▸ DIRECTIONS FOR THIS TASK
Each entry below should be echoed exactly, with pictures omitted.

▸ STORED RECORDS
------
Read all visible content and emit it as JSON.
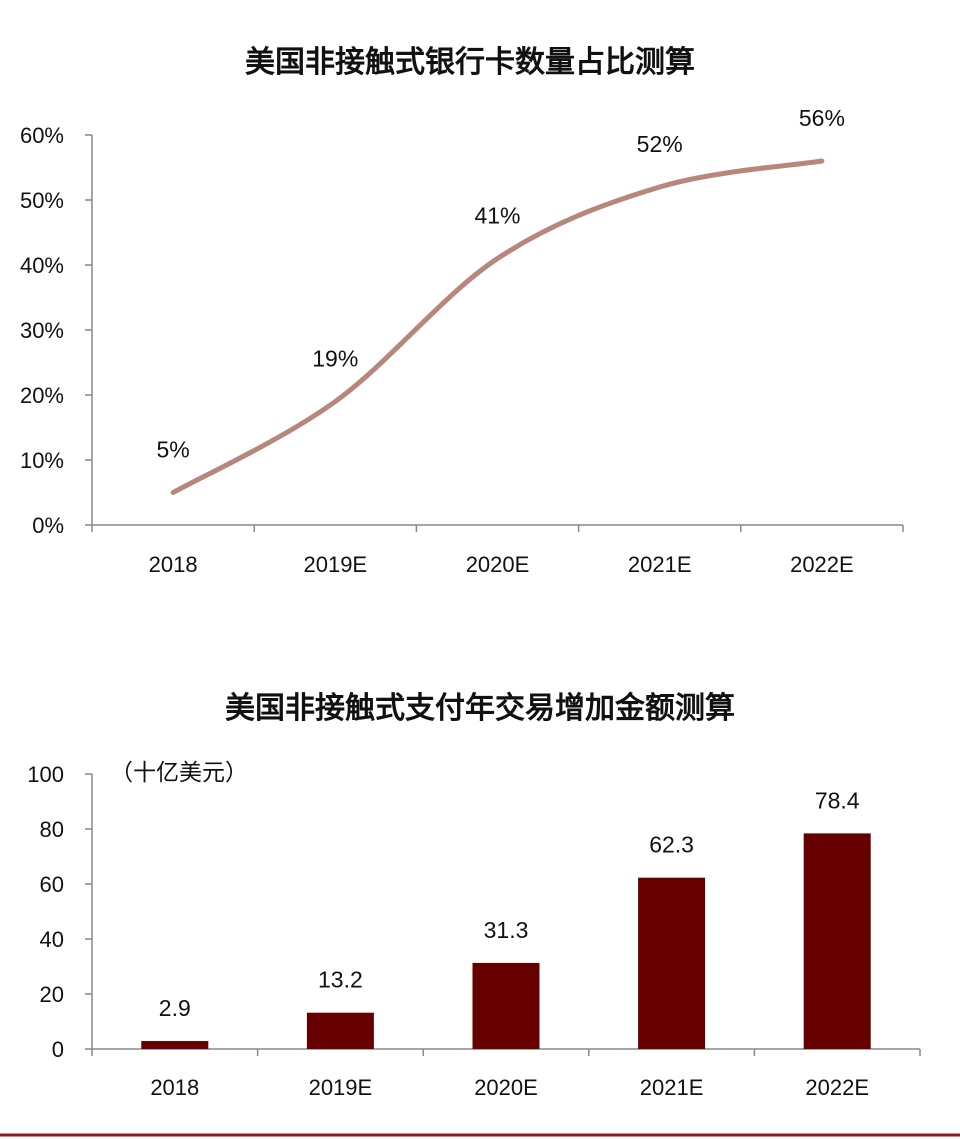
{
  "chart_data": [
    {
      "type": "line",
      "title": "美国非接触式银行卡数量占比测算",
      "categories": [
        "2018",
        "2019E",
        "2020E",
        "2021E",
        "2022E"
      ],
      "values": [
        5,
        19,
        41,
        52,
        56
      ],
      "data_labels": [
        "5%",
        "19%",
        "41%",
        "52%",
        "56%"
      ],
      "y_ticks": [
        "0%",
        "10%",
        "20%",
        "30%",
        "40%",
        "50%",
        "60%"
      ],
      "ylim": [
        0,
        60
      ],
      "line_color": "#B8877B",
      "smooth": true,
      "grid": false
    },
    {
      "type": "bar",
      "title": "美国非接触式支付年交易增加金额测算",
      "unit_label": "（十亿美元）",
      "categories": [
        "2018",
        "2019E",
        "2020E",
        "2021E",
        "2022E"
      ],
      "values": [
        2.9,
        13.2,
        31.3,
        62.3,
        78.4
      ],
      "data_labels": [
        "2.9",
        "13.2",
        "31.3",
        "62.3",
        "78.4"
      ],
      "y_ticks": [
        "0",
        "20",
        "40",
        "60",
        "80",
        "100"
      ],
      "ylim": [
        0,
        100
      ],
      "bar_color": "#660000",
      "grid": false
    }
  ],
  "footer_rule_color": "#8B1A1A"
}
------
▸ RESULT FOR THIS TASK
Read all visible content and emit it as JSON.
{
  "chart_data": [
    {
      "type": "line",
      "title": "美国非接触式银行卡数量占比测算",
      "categories": [
        "2018",
        "2019E",
        "2020E",
        "2021E",
        "2022E"
      ],
      "values": [
        5,
        19,
        41,
        52,
        56
      ],
      "data_labels": [
        "5%",
        "19%",
        "41%",
        "52%",
        "56%"
      ],
      "y_ticks": [
        "0%",
        "10%",
        "20%",
        "30%",
        "40%",
        "50%",
        "60%"
      ],
      "ylim": [
        0,
        60
      ],
      "line_color": "#B8877B",
      "smooth": true,
      "grid": false
    },
    {
      "type": "bar",
      "title": "美国非接触式支付年交易增加金额测算",
      "unit_label": "（十亿美元）",
      "categories": [
        "2018",
        "2019E",
        "2020E",
        "2021E",
        "2022E"
      ],
      "values": [
        2.9,
        13.2,
        31.3,
        62.3,
        78.4
      ],
      "data_labels": [
        "2.9",
        "13.2",
        "31.3",
        "62.3",
        "78.4"
      ],
      "y_ticks": [
        "0",
        "20",
        "40",
        "60",
        "80",
        "100"
      ],
      "ylim": [
        0,
        100
      ],
      "bar_color": "#660000",
      "grid": false
    }
  ],
  "footer_rule_color": "#8B1A1A"
}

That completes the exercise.